EXERCISE DIRECTIONS
Go through the entries and say how many lines contain the string "title". The number is the whole answer.

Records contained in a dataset
▬▬▬▬▬▬▬▬▬▬
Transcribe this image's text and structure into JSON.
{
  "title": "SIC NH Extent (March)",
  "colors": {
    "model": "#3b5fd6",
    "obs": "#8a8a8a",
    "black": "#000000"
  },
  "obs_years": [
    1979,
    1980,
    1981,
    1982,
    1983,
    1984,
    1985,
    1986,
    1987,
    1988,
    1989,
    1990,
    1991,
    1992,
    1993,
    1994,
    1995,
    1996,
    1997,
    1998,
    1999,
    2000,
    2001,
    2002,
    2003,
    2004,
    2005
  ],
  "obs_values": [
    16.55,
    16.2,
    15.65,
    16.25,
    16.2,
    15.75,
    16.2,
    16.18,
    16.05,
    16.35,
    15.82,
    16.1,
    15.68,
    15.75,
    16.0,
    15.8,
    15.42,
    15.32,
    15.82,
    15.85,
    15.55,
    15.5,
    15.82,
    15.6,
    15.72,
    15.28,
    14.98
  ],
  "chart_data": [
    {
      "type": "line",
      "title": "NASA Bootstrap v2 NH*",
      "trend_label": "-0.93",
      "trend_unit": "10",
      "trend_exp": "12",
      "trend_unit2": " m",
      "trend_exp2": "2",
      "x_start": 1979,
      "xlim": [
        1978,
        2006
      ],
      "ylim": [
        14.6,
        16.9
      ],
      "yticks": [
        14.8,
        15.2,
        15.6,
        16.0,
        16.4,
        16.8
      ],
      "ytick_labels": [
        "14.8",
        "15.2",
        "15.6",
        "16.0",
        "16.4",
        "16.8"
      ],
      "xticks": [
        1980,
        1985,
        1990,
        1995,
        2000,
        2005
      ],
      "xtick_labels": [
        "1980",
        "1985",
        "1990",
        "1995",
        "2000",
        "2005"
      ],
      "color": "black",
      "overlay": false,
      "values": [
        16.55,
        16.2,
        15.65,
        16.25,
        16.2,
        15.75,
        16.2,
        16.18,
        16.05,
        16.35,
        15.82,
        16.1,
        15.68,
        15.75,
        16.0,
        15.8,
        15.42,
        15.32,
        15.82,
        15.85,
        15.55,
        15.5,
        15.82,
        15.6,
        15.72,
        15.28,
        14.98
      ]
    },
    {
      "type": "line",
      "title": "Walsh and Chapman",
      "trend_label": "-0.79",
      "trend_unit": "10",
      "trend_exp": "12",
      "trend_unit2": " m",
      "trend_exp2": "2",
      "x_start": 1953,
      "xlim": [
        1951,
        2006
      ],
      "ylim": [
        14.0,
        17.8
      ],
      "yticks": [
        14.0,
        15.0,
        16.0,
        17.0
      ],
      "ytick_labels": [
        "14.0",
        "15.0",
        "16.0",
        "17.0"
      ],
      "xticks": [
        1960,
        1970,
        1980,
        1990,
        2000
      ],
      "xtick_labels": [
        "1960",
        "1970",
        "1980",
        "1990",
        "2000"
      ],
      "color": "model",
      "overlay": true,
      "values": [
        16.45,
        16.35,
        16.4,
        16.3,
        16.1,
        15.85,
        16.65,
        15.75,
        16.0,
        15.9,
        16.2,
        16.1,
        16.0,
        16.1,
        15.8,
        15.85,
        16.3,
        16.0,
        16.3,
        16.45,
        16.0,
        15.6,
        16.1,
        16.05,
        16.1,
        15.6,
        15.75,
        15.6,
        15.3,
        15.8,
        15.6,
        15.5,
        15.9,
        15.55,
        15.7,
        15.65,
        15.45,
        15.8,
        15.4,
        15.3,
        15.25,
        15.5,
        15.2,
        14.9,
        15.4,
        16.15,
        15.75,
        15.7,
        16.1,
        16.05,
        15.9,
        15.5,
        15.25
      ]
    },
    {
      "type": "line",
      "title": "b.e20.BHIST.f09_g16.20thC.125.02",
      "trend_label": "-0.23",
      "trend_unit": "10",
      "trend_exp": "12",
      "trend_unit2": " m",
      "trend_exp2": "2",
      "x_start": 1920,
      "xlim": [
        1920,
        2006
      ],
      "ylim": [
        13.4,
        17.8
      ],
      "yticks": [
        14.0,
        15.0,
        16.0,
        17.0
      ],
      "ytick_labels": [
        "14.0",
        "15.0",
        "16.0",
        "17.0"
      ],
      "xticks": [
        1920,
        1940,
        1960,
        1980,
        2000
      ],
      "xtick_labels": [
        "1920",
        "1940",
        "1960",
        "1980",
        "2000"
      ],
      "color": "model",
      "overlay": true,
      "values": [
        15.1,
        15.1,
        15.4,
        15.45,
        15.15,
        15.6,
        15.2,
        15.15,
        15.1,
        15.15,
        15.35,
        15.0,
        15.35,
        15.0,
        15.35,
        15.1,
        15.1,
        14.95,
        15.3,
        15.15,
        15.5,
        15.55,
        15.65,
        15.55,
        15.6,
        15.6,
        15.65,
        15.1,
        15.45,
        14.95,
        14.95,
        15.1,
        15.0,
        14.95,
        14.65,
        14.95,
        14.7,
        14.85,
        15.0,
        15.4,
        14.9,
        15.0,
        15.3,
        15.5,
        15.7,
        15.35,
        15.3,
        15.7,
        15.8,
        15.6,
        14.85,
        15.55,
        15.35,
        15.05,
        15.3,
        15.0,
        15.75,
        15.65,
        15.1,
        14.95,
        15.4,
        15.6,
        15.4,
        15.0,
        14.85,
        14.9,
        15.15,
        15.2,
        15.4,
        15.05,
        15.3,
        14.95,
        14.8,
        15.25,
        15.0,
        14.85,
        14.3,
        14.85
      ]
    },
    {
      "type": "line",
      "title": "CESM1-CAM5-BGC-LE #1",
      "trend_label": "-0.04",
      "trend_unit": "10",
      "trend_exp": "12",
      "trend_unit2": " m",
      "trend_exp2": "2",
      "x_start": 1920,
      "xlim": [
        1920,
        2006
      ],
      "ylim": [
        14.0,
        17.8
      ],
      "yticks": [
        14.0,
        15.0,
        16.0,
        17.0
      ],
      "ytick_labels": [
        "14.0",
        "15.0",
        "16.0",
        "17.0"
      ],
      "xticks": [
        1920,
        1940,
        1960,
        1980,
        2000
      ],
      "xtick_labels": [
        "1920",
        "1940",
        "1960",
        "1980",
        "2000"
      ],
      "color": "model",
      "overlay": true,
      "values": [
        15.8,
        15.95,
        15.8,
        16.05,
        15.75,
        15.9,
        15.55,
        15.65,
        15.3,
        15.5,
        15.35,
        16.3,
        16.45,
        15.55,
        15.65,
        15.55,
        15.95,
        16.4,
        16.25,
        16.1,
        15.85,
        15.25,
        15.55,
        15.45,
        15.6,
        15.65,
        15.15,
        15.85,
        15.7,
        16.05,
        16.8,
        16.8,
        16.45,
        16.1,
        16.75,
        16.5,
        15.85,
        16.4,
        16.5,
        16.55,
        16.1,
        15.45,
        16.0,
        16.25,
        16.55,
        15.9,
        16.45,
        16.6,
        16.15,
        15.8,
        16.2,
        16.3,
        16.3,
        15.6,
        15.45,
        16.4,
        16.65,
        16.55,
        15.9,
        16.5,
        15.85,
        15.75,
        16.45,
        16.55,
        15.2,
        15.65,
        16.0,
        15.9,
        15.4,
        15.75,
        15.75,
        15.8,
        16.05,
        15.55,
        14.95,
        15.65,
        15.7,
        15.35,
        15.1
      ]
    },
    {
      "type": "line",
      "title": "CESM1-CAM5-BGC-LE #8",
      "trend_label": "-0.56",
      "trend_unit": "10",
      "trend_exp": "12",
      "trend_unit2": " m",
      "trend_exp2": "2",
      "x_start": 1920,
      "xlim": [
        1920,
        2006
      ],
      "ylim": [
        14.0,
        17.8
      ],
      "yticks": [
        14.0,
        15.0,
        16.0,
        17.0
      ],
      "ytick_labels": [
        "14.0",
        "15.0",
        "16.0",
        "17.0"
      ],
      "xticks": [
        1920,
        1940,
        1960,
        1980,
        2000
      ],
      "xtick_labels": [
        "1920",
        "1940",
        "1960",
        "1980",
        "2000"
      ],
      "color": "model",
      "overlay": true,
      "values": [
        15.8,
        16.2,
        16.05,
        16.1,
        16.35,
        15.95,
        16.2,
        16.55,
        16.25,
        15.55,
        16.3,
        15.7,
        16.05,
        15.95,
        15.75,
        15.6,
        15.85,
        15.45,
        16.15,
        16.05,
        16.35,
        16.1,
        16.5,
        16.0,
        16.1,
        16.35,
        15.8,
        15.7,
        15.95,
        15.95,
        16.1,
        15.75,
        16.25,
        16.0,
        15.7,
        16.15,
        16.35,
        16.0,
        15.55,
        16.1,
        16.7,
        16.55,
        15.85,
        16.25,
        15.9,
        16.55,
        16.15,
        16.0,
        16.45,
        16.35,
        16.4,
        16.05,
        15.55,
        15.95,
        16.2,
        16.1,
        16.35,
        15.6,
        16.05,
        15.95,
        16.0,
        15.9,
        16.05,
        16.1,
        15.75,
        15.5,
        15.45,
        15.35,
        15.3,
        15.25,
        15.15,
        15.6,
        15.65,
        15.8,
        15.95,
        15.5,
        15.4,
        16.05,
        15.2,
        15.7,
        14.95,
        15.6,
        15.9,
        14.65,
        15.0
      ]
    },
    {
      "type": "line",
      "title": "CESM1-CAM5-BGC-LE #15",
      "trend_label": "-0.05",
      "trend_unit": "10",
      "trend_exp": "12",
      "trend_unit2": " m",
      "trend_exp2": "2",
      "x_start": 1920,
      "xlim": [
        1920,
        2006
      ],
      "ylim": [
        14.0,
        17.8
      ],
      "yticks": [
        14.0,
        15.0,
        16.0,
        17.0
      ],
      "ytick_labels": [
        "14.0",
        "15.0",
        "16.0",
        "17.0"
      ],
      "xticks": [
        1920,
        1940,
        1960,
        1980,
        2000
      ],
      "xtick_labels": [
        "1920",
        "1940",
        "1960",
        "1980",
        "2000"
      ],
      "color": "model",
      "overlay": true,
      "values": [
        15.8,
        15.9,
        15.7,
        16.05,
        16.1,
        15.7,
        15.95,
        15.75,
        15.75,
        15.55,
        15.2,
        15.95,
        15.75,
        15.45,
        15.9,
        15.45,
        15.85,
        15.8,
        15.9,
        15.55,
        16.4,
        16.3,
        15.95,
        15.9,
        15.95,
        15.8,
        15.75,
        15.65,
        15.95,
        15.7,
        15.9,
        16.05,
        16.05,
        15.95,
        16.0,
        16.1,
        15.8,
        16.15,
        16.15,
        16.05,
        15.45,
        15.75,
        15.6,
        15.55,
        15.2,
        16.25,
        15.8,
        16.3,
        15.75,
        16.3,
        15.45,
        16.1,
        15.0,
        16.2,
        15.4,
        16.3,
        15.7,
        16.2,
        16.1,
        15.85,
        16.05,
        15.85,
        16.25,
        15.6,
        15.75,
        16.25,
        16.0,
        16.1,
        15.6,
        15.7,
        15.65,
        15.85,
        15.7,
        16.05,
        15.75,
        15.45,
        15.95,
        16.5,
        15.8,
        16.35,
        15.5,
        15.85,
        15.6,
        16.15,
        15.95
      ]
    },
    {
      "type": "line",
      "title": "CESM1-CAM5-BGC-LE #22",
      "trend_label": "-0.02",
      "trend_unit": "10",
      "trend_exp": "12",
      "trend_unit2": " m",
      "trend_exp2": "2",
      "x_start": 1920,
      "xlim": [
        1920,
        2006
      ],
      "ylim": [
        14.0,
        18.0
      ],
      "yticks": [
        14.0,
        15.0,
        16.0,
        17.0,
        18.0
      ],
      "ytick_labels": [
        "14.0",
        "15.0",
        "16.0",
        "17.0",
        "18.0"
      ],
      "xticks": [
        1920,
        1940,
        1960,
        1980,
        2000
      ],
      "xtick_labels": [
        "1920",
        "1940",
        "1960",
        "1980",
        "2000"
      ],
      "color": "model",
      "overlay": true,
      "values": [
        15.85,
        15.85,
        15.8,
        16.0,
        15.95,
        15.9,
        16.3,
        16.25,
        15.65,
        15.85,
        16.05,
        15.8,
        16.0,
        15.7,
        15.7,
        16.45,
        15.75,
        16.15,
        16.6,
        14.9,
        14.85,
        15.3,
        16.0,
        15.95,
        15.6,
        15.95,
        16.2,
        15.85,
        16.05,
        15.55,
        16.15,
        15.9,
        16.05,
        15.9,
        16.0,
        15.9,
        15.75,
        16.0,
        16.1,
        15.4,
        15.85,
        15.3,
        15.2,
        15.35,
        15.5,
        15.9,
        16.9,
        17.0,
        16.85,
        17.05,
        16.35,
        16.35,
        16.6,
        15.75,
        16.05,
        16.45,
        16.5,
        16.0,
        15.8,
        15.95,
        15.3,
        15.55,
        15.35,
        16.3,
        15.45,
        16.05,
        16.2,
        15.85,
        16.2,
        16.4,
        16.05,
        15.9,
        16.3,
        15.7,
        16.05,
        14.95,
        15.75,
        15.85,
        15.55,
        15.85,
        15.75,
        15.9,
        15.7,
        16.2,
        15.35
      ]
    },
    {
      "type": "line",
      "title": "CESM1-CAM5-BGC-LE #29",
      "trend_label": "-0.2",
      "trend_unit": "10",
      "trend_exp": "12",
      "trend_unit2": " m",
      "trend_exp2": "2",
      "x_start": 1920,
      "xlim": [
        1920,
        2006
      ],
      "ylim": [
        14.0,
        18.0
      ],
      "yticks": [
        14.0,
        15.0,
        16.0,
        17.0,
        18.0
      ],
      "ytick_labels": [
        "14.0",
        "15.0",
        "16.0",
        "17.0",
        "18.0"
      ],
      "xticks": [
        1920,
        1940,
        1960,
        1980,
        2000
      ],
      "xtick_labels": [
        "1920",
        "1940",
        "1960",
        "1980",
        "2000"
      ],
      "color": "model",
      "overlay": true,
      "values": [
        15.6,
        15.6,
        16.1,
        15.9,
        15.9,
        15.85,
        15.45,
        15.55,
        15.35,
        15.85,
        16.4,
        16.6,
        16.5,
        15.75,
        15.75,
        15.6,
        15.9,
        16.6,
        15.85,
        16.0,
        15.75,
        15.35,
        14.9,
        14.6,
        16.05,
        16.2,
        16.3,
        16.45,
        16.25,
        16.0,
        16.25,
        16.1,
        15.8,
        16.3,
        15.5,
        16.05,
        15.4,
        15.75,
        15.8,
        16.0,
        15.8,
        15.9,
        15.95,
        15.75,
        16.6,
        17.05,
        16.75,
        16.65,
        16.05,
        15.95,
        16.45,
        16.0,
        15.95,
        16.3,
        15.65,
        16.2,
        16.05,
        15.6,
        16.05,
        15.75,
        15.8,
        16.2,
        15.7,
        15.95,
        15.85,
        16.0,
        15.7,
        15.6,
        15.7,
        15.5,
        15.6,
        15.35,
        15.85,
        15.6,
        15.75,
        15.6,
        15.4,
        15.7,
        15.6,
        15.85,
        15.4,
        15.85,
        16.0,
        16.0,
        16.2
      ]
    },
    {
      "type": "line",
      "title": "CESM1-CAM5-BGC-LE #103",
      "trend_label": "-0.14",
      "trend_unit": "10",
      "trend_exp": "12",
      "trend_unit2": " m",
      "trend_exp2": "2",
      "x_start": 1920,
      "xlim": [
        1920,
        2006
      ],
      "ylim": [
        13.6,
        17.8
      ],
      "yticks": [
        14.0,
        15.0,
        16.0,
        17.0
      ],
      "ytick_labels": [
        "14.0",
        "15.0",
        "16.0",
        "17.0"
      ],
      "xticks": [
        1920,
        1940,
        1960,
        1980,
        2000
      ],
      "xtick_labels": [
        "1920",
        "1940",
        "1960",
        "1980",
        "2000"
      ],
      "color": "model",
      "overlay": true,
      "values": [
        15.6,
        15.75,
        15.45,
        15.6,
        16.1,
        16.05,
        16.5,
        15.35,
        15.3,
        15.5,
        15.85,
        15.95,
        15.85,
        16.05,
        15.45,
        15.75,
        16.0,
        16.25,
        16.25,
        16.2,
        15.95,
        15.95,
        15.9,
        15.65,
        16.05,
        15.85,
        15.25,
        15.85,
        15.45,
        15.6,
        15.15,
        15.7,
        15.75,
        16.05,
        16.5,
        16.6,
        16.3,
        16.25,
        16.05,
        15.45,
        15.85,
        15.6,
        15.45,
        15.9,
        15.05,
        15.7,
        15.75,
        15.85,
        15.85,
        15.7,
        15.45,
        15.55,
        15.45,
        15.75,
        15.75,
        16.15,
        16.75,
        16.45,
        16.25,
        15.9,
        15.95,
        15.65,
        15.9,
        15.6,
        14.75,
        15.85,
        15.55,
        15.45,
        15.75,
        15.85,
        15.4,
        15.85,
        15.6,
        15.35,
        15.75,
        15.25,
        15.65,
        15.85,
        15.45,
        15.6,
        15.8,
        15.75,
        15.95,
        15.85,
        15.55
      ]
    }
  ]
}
▬▬▬▬▬▬▬▬▬▬
FINISHED ANSWER
10